> **Required task**
Take every line where the string "forl" appears and copy it.

> **Data entries**

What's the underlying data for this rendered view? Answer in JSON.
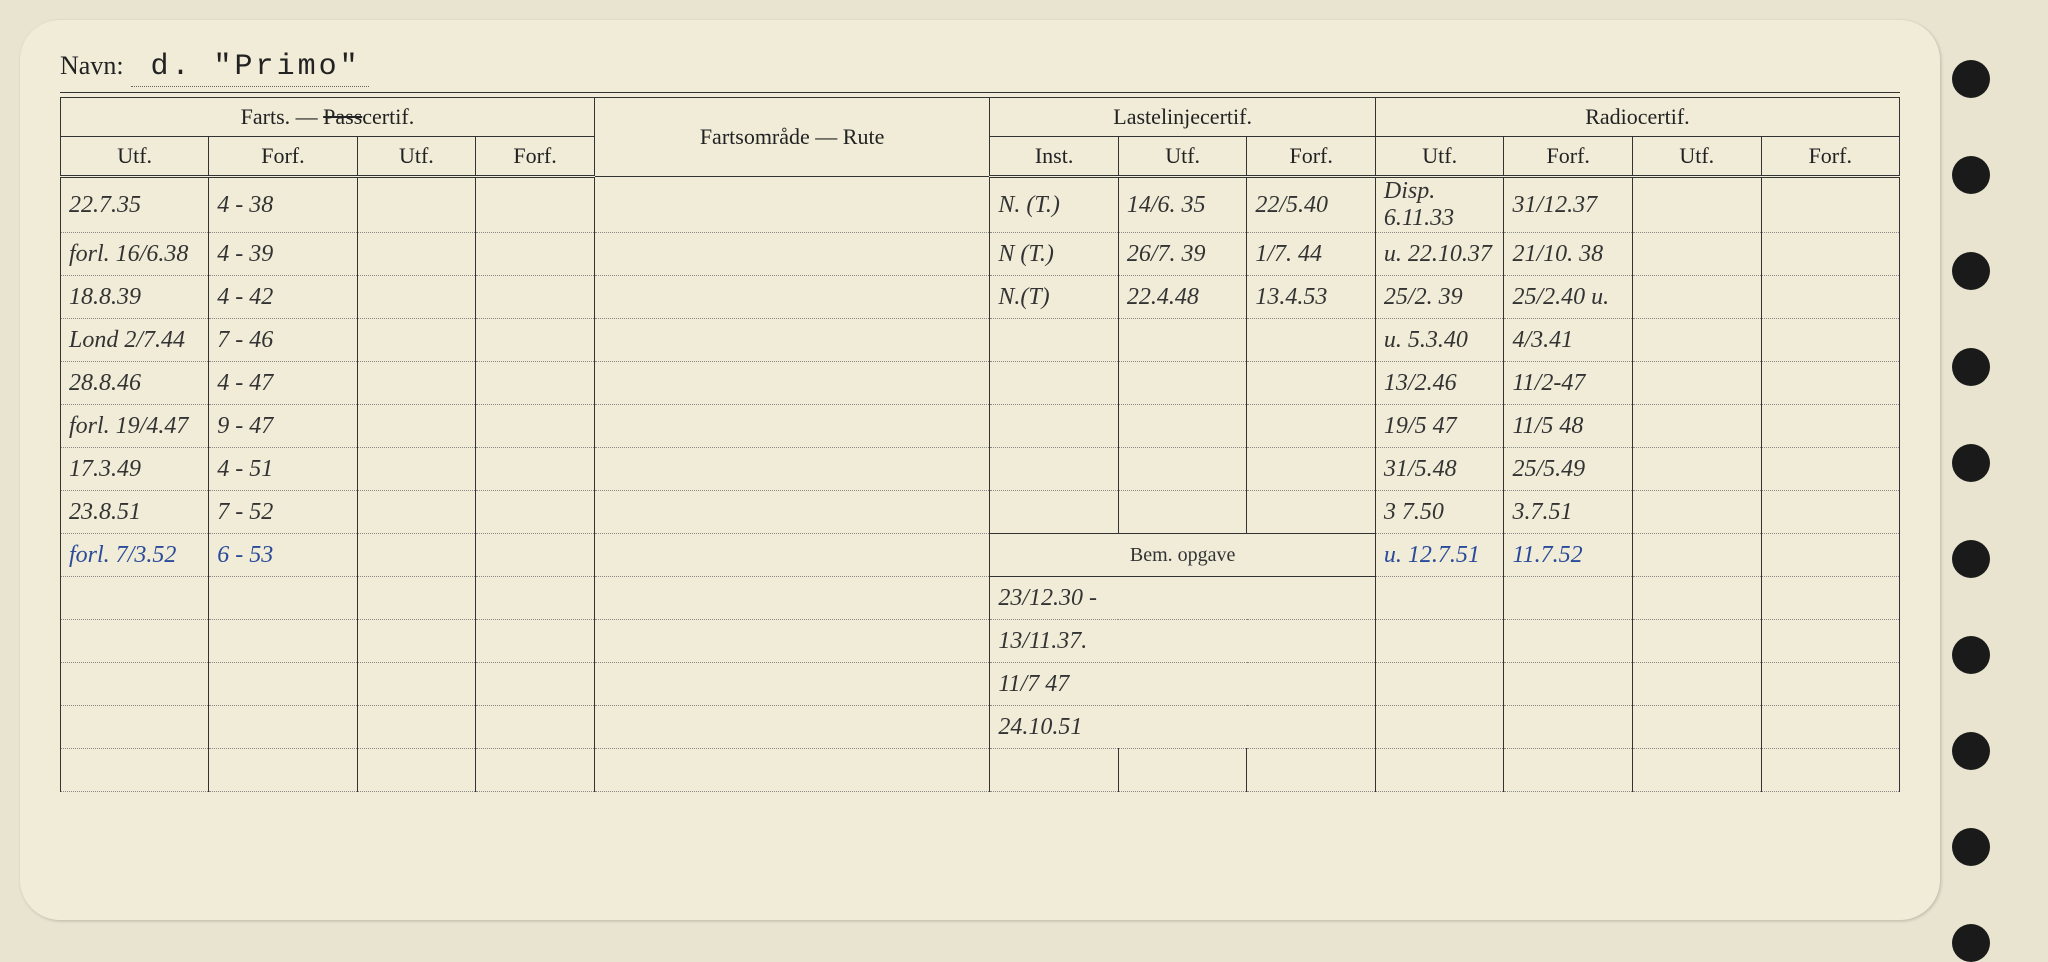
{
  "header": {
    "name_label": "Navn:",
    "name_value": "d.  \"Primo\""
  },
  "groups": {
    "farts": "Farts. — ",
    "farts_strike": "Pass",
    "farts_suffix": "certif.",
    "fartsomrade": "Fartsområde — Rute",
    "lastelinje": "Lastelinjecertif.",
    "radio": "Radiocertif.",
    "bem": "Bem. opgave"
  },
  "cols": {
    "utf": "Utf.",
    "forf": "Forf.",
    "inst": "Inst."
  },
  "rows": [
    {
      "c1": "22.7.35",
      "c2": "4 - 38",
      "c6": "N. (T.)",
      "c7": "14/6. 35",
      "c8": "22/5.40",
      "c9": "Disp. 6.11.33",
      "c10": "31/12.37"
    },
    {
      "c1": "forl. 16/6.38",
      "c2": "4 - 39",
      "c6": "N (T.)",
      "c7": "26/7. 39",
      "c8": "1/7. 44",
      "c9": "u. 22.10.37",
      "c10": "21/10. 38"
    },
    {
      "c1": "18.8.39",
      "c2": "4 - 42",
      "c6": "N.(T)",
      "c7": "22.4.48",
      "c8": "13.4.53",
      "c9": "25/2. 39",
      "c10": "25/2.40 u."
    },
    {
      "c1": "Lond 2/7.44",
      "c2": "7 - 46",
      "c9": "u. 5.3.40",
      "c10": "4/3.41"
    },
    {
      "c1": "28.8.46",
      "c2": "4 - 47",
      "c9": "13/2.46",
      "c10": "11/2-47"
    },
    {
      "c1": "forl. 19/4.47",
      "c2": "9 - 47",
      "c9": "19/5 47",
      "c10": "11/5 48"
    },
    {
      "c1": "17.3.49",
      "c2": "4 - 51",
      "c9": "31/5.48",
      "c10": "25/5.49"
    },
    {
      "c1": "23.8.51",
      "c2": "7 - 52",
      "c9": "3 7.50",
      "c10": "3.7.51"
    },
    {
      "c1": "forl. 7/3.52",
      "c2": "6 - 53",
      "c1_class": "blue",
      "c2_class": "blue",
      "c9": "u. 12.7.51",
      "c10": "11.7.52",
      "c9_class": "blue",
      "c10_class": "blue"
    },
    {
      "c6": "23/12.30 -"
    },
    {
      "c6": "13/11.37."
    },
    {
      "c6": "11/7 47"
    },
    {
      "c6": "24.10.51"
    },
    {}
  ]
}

> **Result of this task**
      "c1": "forl. 16/6.38",
      "c1": "forl. 19/4.47",
      "c1": "forl. 7/3.52",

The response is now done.